#### [Instructions for the task]
Report every line in the listing that contains the string "Jimena".

Start

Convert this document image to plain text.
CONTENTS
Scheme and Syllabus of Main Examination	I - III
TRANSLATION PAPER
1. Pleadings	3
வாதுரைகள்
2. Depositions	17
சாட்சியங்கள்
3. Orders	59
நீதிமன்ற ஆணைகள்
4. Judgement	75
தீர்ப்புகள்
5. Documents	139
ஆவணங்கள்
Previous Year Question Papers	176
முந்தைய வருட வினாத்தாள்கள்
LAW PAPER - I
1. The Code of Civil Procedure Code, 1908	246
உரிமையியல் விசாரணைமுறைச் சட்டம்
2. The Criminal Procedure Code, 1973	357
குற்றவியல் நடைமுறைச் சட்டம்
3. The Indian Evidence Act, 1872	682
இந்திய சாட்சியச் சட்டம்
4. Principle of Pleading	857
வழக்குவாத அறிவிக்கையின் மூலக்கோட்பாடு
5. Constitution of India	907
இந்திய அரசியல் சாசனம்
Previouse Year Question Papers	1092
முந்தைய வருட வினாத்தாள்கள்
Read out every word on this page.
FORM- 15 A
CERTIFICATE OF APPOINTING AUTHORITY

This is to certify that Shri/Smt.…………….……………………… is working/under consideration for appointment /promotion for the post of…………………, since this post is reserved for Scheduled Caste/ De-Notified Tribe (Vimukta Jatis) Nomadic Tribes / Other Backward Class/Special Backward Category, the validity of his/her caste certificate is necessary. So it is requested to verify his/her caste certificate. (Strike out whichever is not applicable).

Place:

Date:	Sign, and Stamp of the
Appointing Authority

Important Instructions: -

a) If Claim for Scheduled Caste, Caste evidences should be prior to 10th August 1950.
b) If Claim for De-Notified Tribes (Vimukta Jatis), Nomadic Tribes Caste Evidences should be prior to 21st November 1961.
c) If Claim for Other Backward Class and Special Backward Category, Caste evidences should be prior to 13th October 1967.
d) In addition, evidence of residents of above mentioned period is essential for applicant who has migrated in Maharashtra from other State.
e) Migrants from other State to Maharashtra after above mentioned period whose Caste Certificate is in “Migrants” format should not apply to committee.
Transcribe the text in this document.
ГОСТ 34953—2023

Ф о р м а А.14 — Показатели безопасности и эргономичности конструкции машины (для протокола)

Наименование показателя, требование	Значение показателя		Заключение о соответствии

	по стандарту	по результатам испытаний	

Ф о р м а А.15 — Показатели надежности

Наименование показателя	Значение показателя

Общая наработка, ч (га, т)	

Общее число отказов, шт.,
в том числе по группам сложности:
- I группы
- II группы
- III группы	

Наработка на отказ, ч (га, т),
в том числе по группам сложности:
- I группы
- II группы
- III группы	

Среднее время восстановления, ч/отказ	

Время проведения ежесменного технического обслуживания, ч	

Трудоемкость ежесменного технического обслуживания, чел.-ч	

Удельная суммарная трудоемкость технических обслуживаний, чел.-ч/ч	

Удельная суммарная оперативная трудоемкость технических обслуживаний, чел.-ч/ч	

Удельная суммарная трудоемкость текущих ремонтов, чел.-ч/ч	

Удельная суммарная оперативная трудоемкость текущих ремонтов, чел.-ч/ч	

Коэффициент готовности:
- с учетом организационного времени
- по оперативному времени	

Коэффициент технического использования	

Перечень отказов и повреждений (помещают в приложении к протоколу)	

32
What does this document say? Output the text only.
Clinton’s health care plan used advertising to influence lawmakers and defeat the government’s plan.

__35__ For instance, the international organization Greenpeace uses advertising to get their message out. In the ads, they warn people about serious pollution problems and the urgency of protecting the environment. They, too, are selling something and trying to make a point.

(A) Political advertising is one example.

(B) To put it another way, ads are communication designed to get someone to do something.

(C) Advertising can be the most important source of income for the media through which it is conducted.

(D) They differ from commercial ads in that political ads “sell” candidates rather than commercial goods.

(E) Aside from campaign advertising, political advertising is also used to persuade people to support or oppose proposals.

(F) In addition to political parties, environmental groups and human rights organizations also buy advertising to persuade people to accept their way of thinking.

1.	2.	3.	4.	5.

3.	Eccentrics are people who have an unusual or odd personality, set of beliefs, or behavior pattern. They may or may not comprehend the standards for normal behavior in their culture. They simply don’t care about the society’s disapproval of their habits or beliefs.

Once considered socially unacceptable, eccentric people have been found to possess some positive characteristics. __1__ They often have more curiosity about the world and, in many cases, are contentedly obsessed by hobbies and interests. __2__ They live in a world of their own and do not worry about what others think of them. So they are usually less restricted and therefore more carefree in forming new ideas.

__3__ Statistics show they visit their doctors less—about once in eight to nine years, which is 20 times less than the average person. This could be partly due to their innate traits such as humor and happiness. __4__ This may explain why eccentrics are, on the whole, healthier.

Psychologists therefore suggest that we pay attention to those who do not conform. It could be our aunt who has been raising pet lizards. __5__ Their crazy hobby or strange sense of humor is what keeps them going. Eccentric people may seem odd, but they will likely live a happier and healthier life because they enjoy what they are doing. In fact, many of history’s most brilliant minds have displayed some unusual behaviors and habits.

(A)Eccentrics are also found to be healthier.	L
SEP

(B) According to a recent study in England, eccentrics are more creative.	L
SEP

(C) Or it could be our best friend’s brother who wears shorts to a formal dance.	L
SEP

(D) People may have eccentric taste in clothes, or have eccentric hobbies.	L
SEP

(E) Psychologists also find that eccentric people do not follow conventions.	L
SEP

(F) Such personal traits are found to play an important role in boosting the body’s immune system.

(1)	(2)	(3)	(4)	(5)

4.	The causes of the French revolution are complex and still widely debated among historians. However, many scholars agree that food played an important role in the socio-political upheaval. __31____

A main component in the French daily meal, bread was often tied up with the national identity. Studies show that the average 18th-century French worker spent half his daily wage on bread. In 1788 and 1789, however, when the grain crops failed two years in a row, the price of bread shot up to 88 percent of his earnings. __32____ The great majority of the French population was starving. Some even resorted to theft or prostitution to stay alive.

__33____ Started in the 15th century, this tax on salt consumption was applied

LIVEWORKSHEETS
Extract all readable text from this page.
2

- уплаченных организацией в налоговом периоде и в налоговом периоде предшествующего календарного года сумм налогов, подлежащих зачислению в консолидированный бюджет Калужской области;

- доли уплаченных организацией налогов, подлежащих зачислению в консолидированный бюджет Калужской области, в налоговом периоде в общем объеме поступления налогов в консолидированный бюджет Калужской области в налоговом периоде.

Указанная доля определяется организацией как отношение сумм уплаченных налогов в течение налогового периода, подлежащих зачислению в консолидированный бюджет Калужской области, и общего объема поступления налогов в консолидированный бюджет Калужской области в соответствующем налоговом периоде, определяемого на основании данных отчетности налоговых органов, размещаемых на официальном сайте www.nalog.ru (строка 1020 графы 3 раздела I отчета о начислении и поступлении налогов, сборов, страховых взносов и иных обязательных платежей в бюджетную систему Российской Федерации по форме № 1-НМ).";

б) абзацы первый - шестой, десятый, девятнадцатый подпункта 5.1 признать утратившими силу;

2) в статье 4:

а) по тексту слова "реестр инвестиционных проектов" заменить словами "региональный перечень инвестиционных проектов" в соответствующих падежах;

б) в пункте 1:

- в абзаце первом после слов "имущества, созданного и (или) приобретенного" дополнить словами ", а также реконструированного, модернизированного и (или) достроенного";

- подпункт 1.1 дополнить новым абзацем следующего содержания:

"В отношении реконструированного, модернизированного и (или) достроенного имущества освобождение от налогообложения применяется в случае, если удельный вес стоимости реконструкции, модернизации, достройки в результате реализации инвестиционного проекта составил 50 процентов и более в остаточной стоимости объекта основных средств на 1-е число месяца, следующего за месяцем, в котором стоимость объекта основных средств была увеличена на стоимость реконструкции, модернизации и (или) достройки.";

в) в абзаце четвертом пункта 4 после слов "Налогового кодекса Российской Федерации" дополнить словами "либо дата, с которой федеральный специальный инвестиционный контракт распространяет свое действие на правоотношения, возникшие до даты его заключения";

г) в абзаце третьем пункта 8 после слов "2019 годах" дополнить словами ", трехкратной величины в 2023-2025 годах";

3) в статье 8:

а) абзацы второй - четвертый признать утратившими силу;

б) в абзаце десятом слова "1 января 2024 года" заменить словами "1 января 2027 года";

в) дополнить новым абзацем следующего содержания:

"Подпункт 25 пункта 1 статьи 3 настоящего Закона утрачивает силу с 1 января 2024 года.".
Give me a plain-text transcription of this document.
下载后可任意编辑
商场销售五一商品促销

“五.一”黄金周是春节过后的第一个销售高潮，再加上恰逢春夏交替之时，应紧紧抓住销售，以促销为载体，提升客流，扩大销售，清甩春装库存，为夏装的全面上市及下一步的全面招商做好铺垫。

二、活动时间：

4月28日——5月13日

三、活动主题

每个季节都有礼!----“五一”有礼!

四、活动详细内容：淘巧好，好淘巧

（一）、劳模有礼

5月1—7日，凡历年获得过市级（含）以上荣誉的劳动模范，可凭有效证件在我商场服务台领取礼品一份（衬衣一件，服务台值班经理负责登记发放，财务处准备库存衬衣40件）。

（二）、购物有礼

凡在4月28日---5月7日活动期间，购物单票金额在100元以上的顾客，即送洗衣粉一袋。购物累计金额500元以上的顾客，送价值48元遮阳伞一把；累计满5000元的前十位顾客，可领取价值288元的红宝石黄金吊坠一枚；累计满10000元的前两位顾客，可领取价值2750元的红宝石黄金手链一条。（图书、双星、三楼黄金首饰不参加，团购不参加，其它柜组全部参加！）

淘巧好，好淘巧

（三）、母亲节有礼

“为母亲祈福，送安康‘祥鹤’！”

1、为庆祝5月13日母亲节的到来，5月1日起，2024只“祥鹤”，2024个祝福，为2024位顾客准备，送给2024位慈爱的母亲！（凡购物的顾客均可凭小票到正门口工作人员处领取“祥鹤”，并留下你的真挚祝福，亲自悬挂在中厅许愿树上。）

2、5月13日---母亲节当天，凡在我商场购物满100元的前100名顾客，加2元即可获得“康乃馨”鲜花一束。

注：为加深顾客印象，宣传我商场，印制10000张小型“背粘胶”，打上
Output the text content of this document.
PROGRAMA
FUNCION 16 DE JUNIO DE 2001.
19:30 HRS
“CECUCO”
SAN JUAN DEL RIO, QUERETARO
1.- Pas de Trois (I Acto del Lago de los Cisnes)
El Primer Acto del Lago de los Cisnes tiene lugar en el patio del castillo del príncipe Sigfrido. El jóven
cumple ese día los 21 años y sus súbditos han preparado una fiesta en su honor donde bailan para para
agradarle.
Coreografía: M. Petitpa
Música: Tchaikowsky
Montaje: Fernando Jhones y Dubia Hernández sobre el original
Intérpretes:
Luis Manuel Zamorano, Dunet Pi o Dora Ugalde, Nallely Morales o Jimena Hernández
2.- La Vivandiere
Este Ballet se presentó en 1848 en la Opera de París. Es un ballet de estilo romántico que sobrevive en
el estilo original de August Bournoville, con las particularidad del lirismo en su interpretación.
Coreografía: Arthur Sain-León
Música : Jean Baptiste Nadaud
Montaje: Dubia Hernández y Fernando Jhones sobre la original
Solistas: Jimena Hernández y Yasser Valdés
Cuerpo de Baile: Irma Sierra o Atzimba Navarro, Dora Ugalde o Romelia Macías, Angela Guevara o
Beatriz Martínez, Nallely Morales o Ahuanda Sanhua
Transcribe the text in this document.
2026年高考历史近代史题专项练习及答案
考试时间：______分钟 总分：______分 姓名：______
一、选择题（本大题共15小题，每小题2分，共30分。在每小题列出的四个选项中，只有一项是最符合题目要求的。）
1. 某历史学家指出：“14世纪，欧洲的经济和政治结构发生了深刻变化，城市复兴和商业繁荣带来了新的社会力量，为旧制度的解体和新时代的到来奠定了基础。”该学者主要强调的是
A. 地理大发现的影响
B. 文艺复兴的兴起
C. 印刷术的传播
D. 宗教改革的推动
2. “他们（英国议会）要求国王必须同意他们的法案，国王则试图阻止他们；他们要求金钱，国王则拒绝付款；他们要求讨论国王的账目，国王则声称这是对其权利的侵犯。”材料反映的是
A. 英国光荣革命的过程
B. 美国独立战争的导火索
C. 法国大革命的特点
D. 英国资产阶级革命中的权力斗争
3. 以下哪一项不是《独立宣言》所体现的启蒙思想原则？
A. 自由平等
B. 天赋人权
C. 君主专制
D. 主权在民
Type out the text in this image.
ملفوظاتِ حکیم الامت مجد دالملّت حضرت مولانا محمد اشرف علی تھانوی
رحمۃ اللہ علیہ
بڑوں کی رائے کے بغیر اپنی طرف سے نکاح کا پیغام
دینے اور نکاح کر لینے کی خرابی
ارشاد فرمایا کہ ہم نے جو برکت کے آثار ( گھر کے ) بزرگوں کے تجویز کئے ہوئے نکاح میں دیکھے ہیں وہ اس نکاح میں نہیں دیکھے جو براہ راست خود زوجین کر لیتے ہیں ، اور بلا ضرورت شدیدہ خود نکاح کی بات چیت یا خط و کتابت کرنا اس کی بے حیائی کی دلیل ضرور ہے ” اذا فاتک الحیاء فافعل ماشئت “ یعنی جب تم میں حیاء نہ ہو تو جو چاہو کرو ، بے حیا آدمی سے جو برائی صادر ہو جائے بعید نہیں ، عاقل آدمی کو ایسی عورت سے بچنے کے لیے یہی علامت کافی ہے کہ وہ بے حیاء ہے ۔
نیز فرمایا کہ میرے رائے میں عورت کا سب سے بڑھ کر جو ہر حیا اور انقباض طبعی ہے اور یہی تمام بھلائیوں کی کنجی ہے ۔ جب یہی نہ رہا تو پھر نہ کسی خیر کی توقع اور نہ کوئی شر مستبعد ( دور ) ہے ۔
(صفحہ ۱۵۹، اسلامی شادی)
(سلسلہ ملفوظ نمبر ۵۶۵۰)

End

#### [Result of the task]
Luis Manuel Zamorano, Dunet Pi o Dora Ugalde, Nallely Morales o Jimena Hernández
Solistas: Jimena Hernández y Yasser Valdés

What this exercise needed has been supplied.